> [Problem to solve] Look through the data below and say how many of its lines contain "sucht", adding nothing else.

> [Dataset extract]
────────

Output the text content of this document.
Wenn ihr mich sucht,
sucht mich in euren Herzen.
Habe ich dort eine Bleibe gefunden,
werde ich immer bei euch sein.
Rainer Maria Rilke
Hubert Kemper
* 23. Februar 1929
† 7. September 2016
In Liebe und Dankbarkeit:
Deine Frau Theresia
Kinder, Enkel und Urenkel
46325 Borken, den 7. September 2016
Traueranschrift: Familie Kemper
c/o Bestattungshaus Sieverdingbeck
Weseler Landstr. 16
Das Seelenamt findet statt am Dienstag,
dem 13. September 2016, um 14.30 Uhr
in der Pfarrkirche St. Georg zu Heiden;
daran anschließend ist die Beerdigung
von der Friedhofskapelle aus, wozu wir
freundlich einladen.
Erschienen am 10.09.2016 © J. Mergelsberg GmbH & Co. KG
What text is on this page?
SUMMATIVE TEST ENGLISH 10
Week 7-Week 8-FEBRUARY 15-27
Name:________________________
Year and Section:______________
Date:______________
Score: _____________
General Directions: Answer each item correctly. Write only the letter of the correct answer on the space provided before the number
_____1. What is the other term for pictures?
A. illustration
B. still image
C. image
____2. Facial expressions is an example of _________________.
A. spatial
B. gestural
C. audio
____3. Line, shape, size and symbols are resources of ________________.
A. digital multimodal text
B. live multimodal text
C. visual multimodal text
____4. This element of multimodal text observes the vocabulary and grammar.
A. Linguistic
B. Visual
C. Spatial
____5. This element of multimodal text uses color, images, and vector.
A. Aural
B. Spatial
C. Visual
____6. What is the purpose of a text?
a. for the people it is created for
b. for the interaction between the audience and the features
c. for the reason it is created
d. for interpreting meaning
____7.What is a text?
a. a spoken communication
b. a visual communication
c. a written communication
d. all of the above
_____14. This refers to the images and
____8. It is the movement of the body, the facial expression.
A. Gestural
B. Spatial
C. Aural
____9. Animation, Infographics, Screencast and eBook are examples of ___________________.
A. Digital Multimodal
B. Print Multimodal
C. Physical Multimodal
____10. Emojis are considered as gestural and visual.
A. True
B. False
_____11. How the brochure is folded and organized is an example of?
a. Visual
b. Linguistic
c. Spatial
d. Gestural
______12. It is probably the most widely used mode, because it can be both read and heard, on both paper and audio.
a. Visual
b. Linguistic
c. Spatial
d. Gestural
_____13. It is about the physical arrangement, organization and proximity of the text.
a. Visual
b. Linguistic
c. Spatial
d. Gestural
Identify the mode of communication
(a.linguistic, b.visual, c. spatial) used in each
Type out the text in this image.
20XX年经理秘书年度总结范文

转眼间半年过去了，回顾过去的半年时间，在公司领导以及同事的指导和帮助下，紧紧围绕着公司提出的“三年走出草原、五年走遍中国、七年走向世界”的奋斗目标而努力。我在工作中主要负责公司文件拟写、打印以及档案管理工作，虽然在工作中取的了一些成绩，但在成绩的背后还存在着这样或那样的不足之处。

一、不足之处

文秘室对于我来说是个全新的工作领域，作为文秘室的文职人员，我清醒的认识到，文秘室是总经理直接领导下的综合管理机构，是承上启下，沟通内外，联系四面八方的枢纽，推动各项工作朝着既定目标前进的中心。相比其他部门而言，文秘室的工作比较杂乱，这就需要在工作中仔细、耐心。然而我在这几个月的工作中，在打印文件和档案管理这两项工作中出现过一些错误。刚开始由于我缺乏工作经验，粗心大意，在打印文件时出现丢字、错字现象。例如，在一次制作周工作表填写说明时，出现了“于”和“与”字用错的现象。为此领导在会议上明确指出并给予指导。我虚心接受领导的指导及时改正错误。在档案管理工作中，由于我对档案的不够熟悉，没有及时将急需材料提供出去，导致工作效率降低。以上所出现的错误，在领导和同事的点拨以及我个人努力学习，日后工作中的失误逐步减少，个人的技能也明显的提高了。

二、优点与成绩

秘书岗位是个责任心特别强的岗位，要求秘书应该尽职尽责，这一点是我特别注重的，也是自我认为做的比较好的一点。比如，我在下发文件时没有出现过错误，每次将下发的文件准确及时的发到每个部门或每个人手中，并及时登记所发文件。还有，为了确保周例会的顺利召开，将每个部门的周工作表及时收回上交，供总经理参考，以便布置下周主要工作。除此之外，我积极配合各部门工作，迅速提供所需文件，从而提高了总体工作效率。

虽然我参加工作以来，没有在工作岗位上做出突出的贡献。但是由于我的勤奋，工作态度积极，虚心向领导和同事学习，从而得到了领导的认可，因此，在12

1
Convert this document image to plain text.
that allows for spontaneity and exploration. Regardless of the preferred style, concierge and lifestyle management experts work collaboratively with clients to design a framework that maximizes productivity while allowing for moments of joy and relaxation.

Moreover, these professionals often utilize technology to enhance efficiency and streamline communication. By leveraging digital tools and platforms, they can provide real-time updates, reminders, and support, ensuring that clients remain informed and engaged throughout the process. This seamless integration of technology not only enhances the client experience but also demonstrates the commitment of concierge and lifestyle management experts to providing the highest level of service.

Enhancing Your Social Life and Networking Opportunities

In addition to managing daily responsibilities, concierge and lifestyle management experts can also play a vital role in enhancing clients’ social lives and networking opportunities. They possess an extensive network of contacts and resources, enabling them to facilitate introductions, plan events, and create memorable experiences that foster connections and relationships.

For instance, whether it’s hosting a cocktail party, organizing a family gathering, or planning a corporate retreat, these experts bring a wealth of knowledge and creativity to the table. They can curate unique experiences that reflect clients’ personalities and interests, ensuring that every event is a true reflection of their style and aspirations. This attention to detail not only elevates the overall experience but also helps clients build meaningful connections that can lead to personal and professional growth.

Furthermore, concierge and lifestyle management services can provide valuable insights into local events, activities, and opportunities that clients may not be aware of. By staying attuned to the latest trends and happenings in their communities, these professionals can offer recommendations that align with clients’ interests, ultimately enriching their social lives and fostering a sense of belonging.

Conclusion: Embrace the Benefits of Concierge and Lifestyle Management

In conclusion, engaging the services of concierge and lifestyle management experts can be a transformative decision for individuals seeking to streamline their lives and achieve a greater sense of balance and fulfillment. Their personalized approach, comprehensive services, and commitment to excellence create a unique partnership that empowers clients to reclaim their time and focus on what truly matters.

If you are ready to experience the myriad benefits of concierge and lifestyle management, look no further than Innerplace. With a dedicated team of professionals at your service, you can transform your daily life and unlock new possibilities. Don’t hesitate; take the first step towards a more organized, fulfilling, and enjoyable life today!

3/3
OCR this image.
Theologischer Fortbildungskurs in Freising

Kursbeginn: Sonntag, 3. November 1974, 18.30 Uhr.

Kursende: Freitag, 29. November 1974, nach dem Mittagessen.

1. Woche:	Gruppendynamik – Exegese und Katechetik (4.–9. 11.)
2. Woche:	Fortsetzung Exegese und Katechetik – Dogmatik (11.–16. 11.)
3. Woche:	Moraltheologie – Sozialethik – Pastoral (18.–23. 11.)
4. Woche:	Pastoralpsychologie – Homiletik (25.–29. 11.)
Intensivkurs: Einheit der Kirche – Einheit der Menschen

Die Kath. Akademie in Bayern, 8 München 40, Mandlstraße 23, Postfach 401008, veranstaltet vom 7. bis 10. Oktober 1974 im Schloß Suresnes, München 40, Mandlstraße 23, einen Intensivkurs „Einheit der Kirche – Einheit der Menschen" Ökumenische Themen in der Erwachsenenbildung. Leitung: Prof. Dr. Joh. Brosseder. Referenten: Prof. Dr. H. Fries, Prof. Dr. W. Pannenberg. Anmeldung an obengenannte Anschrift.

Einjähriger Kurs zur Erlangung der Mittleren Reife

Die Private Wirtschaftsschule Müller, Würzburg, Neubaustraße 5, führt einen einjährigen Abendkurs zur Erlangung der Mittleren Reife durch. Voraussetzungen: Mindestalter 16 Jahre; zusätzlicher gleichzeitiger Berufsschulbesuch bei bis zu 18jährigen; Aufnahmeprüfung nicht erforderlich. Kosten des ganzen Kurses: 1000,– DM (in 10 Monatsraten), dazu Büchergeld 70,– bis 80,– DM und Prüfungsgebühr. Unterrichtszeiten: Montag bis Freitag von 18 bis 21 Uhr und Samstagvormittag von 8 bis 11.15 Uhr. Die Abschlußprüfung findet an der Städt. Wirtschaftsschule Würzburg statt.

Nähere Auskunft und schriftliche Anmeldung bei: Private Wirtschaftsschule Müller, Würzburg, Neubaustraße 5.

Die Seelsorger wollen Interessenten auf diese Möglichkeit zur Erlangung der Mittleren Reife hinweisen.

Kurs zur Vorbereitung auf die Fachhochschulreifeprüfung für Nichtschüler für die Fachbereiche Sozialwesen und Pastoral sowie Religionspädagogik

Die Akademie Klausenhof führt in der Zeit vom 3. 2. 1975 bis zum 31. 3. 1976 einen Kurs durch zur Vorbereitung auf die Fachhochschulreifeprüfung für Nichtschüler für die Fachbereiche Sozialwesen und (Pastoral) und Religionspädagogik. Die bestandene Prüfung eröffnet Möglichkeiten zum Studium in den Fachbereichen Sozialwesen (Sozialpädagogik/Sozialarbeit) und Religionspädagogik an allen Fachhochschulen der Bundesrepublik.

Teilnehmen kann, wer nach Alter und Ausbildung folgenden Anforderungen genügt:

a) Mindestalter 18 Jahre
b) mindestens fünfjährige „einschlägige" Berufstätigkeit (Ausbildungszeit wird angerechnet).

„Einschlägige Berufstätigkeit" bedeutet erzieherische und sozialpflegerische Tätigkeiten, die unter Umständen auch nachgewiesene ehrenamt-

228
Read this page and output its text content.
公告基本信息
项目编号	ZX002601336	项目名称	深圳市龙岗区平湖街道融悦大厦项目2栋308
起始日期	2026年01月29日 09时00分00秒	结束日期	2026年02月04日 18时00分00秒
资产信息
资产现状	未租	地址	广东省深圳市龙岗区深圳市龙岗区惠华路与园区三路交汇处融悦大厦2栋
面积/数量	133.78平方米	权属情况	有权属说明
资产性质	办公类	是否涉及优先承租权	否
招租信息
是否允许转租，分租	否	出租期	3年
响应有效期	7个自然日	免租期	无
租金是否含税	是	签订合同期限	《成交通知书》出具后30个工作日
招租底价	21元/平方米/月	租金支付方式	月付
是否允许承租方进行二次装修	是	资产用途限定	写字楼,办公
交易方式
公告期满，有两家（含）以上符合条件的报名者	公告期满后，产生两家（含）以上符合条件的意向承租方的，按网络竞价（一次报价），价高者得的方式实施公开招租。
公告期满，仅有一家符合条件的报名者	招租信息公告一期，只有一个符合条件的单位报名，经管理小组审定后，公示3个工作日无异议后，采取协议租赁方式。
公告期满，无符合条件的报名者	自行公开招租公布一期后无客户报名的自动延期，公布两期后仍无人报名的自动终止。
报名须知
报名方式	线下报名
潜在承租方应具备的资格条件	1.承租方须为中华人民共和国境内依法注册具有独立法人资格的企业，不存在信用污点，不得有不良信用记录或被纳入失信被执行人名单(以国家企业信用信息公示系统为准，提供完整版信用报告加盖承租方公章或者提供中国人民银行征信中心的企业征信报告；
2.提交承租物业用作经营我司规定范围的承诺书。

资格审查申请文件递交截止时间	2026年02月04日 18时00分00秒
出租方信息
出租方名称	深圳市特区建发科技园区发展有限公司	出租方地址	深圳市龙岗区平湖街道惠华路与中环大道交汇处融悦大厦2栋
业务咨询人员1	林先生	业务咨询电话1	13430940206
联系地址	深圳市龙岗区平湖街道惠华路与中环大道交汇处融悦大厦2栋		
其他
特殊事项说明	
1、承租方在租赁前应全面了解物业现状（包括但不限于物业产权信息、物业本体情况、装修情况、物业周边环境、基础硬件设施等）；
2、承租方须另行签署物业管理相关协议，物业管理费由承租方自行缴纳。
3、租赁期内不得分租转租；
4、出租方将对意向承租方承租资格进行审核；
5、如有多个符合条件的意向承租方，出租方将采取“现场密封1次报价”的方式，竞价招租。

────────

> [Finished task] 2